Exercise aim => Copy all of the material word for word, except for the pictures.

Dataset excerpts =>
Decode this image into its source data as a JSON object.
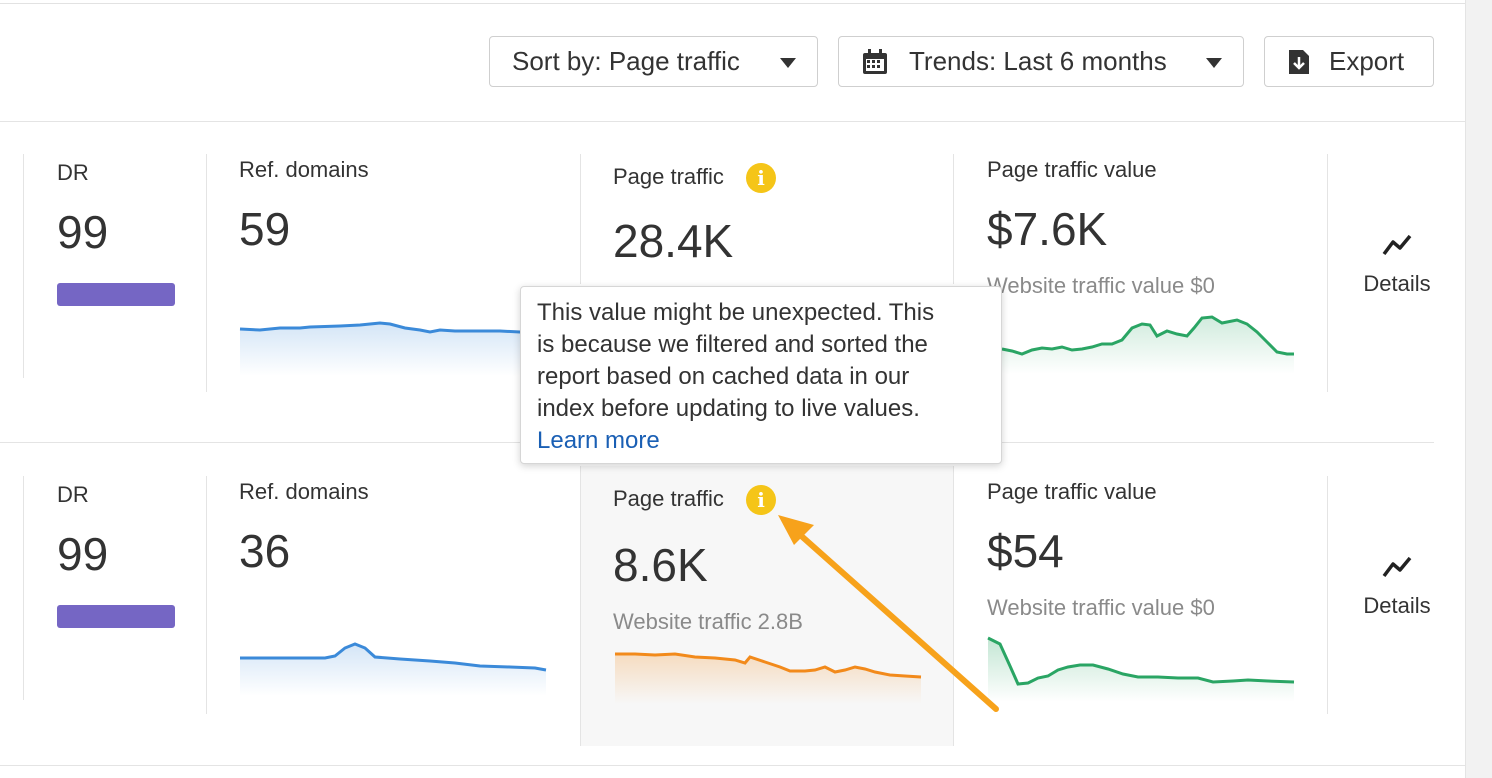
{
  "toolbar": {
    "sort_label": "Sort by: Page traffic",
    "trends_label": "Trends: Last 6 months",
    "export_label": "Export"
  },
  "rows": [
    {
      "dr_label": "DR",
      "dr_value": "99",
      "ref_label": "Ref. domains",
      "ref_value": "59",
      "traffic_label": "Page traffic",
      "traffic_value": "28.4K",
      "value_label": "Page traffic value",
      "value_value": "$7.6K",
      "value_sub": "Website traffic value $0",
      "details_label": "Details"
    },
    {
      "dr_label": "DR",
      "dr_value": "99",
      "ref_label": "Ref. domains",
      "ref_value": "36",
      "traffic_label": "Page traffic",
      "traffic_value": "8.6K",
      "traffic_sub": "Website traffic 2.8B",
      "value_label": "Page traffic value",
      "value_value": "$54",
      "value_sub": "Website traffic value $0",
      "details_label": "Details"
    }
  ],
  "tooltip": {
    "line1": "This value might be unexpected. This",
    "line2": "is because we filtered and sorted the",
    "line3": "report based on cached data in our",
    "line4": "index before updating to live values.",
    "link": "Learn more"
  },
  "colors": {
    "ref_line": "#3b8ad9",
    "traffic_line": "#f28a1b",
    "value_line": "#2aa564",
    "dr_bar": "#7566c4",
    "info": "#f5c518",
    "annotation_arrow": "#f7a21b"
  },
  "icons": {
    "sort_caret": "caret-down-icon",
    "calendar": "calendar-icon",
    "export": "download-file-icon",
    "info": "info-icon",
    "details": "trend-line-icon"
  }
}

Finished answer =>
Decode this image into its source data as a JSON object.
{
  "toolbar": {
    "sort_label": "Sort by: Page traffic",
    "trends_label": "Trends: Last 6 months",
    "export_label": "Export"
  },
  "rows": [
    {
      "dr_label": "DR",
      "dr_value": "99",
      "ref_label": "Ref. domains",
      "ref_value": "59",
      "traffic_label": "Page traffic",
      "traffic_value": "28.4K",
      "value_label": "Page traffic value",
      "value_value": "$7.6K",
      "value_sub": "Website traffic value $0",
      "details_label": "Details"
    },
    {
      "dr_label": "DR",
      "dr_value": "99",
      "ref_label": "Ref. domains",
      "ref_value": "36",
      "traffic_label": "Page traffic",
      "traffic_value": "8.6K",
      "traffic_sub": "Website traffic 2.8B",
      "value_label": "Page traffic value",
      "value_value": "$54",
      "value_sub": "Website traffic value $0",
      "details_label": "Details"
    }
  ],
  "tooltip": {
    "line1": "This value might be unexpected. This",
    "line2": "is because we filtered and sorted the",
    "line3": "report based on cached data in our",
    "line4": "index before updating to live values.",
    "link": "Learn more"
  },
  "colors": {
    "ref_line": "#3b8ad9",
    "traffic_line": "#f28a1b",
    "value_line": "#2aa564",
    "dr_bar": "#7566c4",
    "info": "#f5c518",
    "annotation_arrow": "#f7a21b"
  },
  "icons": {
    "sort_caret": "caret-down-icon",
    "calendar": "calendar-icon",
    "export": "download-file-icon",
    "info": "info-icon",
    "details": "trend-line-icon"
  }
}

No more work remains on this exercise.